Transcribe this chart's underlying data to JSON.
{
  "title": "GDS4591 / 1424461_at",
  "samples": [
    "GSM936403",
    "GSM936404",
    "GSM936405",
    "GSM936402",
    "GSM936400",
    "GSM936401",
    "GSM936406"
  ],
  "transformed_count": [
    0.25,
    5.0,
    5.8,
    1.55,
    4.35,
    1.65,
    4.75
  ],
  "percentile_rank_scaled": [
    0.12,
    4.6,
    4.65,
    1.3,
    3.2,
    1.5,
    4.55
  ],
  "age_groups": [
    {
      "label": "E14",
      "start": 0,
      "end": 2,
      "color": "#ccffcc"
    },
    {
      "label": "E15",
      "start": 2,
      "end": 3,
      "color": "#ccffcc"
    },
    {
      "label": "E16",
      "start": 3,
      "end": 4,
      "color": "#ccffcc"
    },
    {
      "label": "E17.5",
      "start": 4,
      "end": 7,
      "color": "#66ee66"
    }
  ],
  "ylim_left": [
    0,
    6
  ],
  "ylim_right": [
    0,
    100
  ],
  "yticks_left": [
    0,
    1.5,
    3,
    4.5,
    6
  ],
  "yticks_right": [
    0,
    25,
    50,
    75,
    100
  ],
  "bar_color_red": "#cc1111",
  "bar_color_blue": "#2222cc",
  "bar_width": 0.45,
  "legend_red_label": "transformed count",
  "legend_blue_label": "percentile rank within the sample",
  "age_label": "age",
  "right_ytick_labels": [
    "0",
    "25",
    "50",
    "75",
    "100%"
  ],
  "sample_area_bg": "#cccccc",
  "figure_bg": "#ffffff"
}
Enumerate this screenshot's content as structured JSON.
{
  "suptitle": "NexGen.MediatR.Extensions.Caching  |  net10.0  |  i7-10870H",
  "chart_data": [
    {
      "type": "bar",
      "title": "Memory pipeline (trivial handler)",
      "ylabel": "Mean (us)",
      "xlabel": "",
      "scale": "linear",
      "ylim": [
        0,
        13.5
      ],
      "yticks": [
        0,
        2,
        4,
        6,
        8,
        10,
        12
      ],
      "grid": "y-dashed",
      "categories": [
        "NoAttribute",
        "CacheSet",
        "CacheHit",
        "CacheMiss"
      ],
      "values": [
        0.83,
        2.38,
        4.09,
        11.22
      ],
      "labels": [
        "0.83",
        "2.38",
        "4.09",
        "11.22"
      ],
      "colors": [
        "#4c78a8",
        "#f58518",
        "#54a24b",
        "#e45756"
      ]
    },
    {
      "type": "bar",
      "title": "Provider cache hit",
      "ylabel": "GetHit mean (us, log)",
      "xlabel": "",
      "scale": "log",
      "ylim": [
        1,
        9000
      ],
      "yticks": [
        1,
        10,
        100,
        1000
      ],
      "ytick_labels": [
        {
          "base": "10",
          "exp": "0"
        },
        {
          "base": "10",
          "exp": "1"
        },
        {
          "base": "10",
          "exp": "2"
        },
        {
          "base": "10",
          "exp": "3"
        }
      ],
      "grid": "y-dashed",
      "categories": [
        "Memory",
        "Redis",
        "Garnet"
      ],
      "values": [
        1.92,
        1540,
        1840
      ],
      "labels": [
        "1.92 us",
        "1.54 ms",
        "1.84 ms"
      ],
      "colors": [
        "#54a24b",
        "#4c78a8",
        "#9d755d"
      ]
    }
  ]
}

------------------------------

Retype the records in full. Keep every line identical to the original.

Transcribe this chart's underlying data to JSON.
{
  "title": "GDS4591 / 1424461_at",
  "samples": [
    "GSM936403",
    "GSM936404",
    "GSM936405",
    "GSM936402",
    "GSM936400",
    "GSM936401",
    "GSM936406"
  ],
  "transformed_count": [
    0.25,
    5.0,
    5.8,
    1.55,
    4.35,
    1.65,
    4.75
  ],
  "percentile_rank_scaled": [
    0.12,
    4.6,
    4.65,
    1.3,
    3.2,
    1.5,
    4.55
  ],
  "age_groups": [
    {
      "label": "E14",
      "start": 0,
      "end": 2,
      "color": "#ccffcc"
    },
    {
      "label": "E15",
      "start": 2,
      "end": 3,
      "color": "#ccffcc"
    },
    {
      "label": "E16",
      "start": 3,
      "end": 4,
      "color": "#ccffcc"
    },
    {
      "label": "E17.5",
      "start": 4,
      "end": 7,
      "color": "#66ee66"
    }
  ],
  "ylim_left": [
    0,
    6
  ],
  "ylim_right": [
    0,
    100
  ],
  "yticks_left": [
    0,
    1.5,
    3,
    4.5,
    6
  ],
  "yticks_right": [
    0,
    25,
    50,
    75,
    100
  ],
  "bar_color_red": "#cc1111",
  "bar_color_blue": "#2222cc",
  "bar_width": 0.45,
  "legend_red_label": "transformed count",
  "legend_blue_label": "percentile rank within the sample",
  "age_label": "age",
  "right_ytick_labels": [
    "0",
    "25",
    "50",
    "75",
    "100%"
  ],
  "sample_area_bg": "#cccccc",
  "figure_bg": "#ffffff"
}
Enumerate this screenshot's content as structured JSON.
{
  "suptitle": "NexGen.MediatR.Extensions.Caching  |  net10.0  |  i7-10870H",
  "chart_data": [
    {
      "type": "bar",
      "title": "Memory pipeline (trivial handler)",
      "ylabel": "Mean (us)",
      "xlabel": "",
      "scale": "linear",
      "ylim": [
        0,
        13.5
      ],
      "yticks": [
        0,
        2,
        4,
        6,
        8,
        10,
        12
      ],
      "grid": "y-dashed",
      "categories": [
        "NoAttribute",
        "CacheSet",
        "CacheHit",
        "CacheMiss"
      ],
      "values": [
        0.83,
        2.38,
        4.09,
        11.22
      ],
      "labels": [
        "0.83",
        "2.38",
        "4.09",
        "11.22"
      ],
      "colors": [
        "#4c78a8",
        "#f58518",
        "#54a24b",
        "#e45756"
      ]
    },
    {
      "type": "bar",
      "title": "Provider cache hit",
      "ylabel": "GetHit mean (us, log)",
      "xlabel": "",
      "scale": "log",
      "ylim": [
        1,
        9000
      ],
      "yticks": [
        1,
        10,
        100,
        1000
      ],
      "ytick_labels": [
        {
          "base": "10",
          "exp": "0"
        },
        {
          "base": "10",
          "exp": "1"
        },
        {
          "base": "10",
          "exp": "2"
        },
        {
          "base": "10",
          "exp": "3"
        }
      ],
      "grid": "y-dashed",
      "categories": [
        "Memory",
        "Redis",
        "Garnet"
      ],
      "values": [
        1.92,
        1540,
        1840
      ],
      "labels": [
        "1.92 us",
        "1.54 ms",
        "1.84 ms"
      ],
      "colors": [
        "#54a24b",
        "#4c78a8",
        "#9d755d"
      ]
    }
  ]
}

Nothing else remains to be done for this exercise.